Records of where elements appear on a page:
:::::

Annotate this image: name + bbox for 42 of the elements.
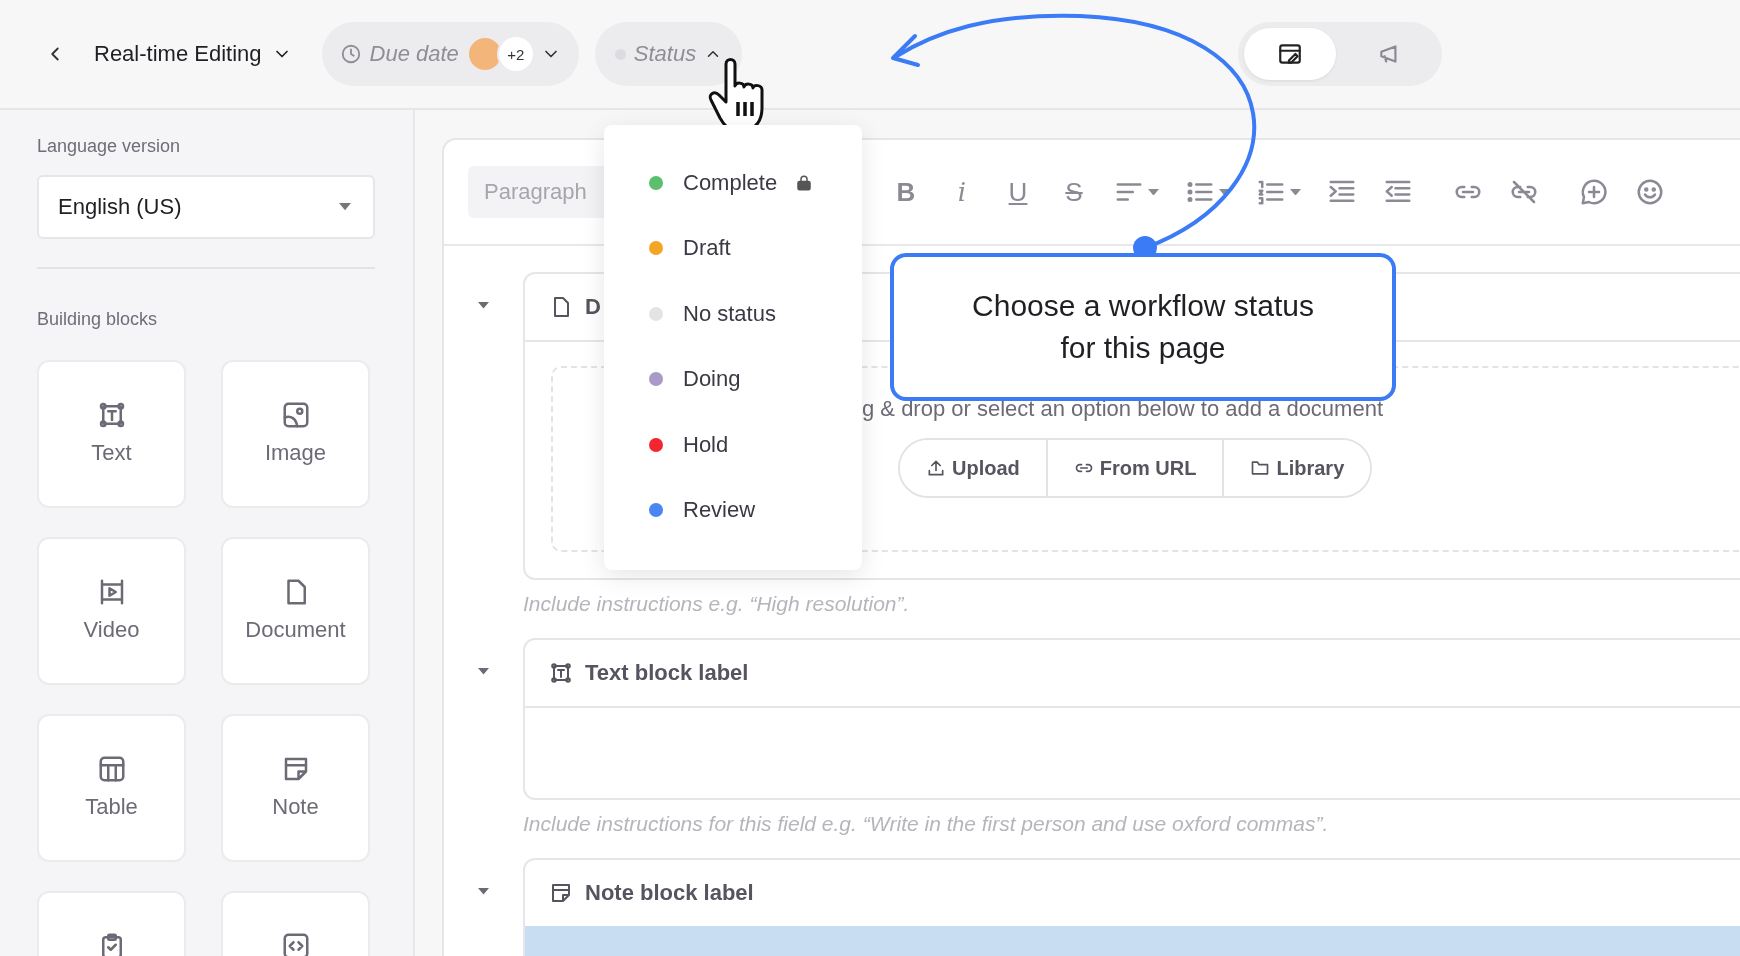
language-select[interactable]: English (US) [37,175,375,239]
section-label: Language version [37,136,182,157]
clock-icon [339,43,362,65]
edit-window-icon [1277,41,1303,67]
tooltip-callout: Choose a workflow status for this page [890,253,1396,401]
block-tile[interactable]: Document [221,537,370,685]
status-option[interactable]: Review [604,477,862,543]
due-date-button[interactable]: Due date +2 [321,22,579,86]
page-title-dropdown[interactable]: Real-time Editing [94,37,292,71]
caret-icon [339,203,351,211]
code-icon [280,931,311,956]
caret-icon[interactable] [1219,188,1230,196]
smiley-icon[interactable] [1635,177,1665,207]
status-option[interactable]: No status [604,281,862,347]
collapse-caret-icon[interactable] [478,888,489,895]
block-tile[interactable]: Video [37,537,186,685]
block-tile[interactable]: Image [221,360,370,508]
collapse-caret-icon[interactable] [478,668,489,675]
instruction-hint: Include instructions for this field e.g. “Write in the first person and use oxford commas”. [523,812,1330,836]
note-icon [549,881,573,905]
text-block-icon [549,661,573,685]
status-option[interactable]: Hold [604,412,862,478]
collapse-caret-icon[interactable] [478,302,489,309]
instruction-hint: Include instructions e.g. “High resolution”. [523,592,911,616]
avatar [468,38,501,70]
image-icon [280,400,311,430]
block-title: D [585,294,601,320]
block-title: Text block label [585,660,749,686]
upload-icon [926,458,946,478]
block-tile[interactable]: Table [37,714,186,862]
add-comment-icon[interactable] [1579,177,1609,207]
status-option[interactable]: Draft [604,215,862,281]
upload-option-button[interactable]: Upload [900,440,1048,496]
section-label: Building blocks [37,309,159,330]
view-tab[interactable] [1244,28,1336,80]
folder-icon [1250,458,1271,478]
table-icon [96,754,127,784]
caret-icon[interactable] [1290,188,1301,196]
caret-icon[interactable] [1148,188,1159,196]
block-title: Note block label [585,880,754,906]
block-tile[interactable]: Text [37,360,186,508]
block-tile[interactable]: Note [221,714,370,862]
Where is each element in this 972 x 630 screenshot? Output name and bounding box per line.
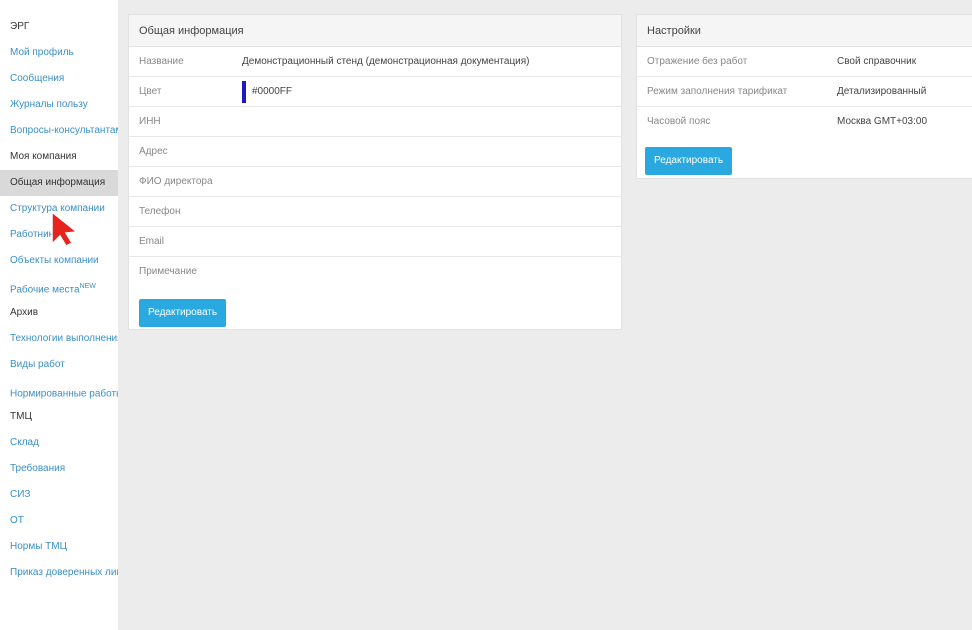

:::::

Exercise aim: In the lines above, replace "block-tile" with "block-card" everywhere it appears, and change nothing else. Leave the pictures out of your answer.

Answer for this exercise:
Annotate this image: name + bbox for 42 of the elements.
language-select[interactable]: English (US) [37,175,375,239]
section-label: Language version [37,136,182,157]
clock-icon [339,43,362,65]
edit-window-icon [1277,41,1303,67]
tooltip-callout: Choose a workflow status for this page [890,253,1396,401]
block-card[interactable]: Document [221,537,370,685]
status-option[interactable]: Review [604,477,862,543]
due-date-button[interactable]: Due date +2 [321,22,579,86]
page-title-dropdown[interactable]: Real-time Editing [94,37,292,71]
caret-icon [339,203,351,211]
code-icon [280,931,311,956]
caret-icon[interactable] [1219,188,1230,196]
smiley-icon[interactable] [1635,177,1665,207]
status-option[interactable]: No status [604,281,862,347]
collapse-caret-icon[interactable] [478,888,489,895]
block-card[interactable]: Video [37,537,186,685]
block-card[interactable]: Image [221,360,370,508]
collapse-caret-icon[interactable] [478,668,489,675]
instruction-hint: Include instructions for this field e.g. “Write in the first person and use oxford commas”. [523,812,1330,836]
note-icon [549,881,573,905]
text-block-icon [549,661,573,685]
status-option[interactable]: Hold [604,412,862,478]
collapse-caret-icon[interactable] [478,302,489,309]
instruction-hint: Include instructions e.g. “High resolution”. [523,592,911,616]
avatar [468,38,501,70]
image-icon [280,400,311,430]
block-title: D [585,294,601,320]
block-title: Text block label [585,660,749,686]
upload-icon [926,458,946,478]
block-card[interactable]: Table [37,714,186,862]
add-comment-icon[interactable] [1579,177,1609,207]
status-option[interactable]: Draft [604,215,862,281]
upload-option-button[interactable]: Upload [900,440,1048,496]
section-label: Building blocks [37,309,159,330]
view-tab[interactable] [1244,28,1336,80]
folder-icon [1250,458,1271,478]
table-icon [96,754,127,784]
caret-icon[interactable] [1290,188,1301,196]
caret-icon[interactable] [1148,188,1159,196]
block-title: Note block label [585,880,754,906]
block-card[interactable]: Text [37,360,186,508]
block-card[interactable]: Note [221,714,370,862]
Where is each element in this 972 x 630 screenshot? Output name and bounding box per line.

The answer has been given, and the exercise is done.